Check every line of the entries below for the word "title", and copy the ones that have it.
━━━━━━
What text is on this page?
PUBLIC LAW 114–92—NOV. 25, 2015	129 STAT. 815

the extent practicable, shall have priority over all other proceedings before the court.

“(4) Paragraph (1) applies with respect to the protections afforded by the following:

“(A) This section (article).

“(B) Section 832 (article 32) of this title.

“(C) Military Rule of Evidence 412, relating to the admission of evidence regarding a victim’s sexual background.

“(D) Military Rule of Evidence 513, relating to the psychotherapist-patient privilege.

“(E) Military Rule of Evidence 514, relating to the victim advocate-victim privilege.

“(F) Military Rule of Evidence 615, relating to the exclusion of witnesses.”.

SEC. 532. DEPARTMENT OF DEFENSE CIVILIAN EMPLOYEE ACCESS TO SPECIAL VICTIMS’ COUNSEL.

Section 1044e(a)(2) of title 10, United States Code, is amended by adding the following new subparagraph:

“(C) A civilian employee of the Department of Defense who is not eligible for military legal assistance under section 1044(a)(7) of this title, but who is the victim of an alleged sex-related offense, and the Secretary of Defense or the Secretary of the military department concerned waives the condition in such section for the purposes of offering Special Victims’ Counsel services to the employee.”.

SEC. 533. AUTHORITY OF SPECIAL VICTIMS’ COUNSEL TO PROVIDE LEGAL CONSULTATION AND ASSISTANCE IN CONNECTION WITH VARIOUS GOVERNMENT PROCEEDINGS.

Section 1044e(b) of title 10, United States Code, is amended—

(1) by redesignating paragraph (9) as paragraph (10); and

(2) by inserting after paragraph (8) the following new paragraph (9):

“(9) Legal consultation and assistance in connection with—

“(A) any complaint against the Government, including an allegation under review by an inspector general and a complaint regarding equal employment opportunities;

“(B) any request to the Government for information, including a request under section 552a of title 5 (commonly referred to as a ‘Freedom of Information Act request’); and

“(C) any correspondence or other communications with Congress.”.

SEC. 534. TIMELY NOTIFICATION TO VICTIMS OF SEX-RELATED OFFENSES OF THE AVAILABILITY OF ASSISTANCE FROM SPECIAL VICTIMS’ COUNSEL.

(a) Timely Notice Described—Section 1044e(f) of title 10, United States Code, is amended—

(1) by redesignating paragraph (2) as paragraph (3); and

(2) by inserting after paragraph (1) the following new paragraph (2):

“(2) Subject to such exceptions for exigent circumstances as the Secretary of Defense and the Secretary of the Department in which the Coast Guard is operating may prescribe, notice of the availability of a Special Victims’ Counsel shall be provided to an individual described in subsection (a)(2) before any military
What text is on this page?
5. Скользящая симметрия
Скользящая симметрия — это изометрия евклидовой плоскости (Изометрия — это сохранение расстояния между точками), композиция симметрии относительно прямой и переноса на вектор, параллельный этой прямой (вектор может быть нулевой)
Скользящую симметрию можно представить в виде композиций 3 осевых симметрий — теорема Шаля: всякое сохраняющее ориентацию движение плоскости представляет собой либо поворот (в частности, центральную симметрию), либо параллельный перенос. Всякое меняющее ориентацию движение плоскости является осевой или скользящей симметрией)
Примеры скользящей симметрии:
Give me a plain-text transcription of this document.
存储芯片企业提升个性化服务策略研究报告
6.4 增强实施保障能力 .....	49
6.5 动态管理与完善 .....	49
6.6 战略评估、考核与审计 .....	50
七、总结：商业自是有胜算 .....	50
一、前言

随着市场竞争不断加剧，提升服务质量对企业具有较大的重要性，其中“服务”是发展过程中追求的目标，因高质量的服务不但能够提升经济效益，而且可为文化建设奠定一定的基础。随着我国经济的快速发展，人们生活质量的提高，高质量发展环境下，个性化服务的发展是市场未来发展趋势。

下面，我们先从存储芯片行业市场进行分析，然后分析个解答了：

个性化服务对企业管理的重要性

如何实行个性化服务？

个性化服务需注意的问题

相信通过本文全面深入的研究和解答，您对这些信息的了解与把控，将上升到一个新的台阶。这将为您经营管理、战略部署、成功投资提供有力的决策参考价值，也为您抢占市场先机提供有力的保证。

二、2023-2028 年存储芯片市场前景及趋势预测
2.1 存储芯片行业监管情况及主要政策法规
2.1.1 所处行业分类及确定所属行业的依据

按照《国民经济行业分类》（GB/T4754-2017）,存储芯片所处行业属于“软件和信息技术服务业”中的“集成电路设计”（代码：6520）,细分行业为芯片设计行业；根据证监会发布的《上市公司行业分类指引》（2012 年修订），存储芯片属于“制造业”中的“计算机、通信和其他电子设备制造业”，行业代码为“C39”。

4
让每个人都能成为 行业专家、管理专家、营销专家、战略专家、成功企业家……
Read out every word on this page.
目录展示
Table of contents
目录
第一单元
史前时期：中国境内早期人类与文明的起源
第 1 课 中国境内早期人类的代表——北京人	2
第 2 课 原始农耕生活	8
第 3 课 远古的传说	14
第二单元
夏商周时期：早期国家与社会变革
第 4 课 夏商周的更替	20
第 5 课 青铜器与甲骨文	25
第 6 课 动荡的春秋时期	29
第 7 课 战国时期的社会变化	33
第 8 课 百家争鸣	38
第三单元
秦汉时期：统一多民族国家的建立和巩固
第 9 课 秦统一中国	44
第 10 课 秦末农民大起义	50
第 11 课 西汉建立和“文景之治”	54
━━━━━━
● **The reply**:
“(B) Section 832 (article 32) of this title.
Section 1044e(a)(2) of title 10, United States Code, is amended by adding the following new subparagraph:
“(C) A civilian employee of the Department of Defense who is not eligible for military legal assistance under section 1044(a)(7) of this title, but who is the victim of an alleged sex-related offense, and the Secretary of Defense or the Secretary of the military department concerned waives the condition in such section for the purposes of offering Special Victims’ Counsel services to the employee.”.
Section 1044e(b) of title 10, United States Code, is amended—
“(B) any request to the Government for information, including a request under section 552a of title 5 (commonly referred to as a ‘Freedom of Information Act request’); and
(a) Timely Notice Described—Section 1044e(f) of title 10, United States Code, is amended—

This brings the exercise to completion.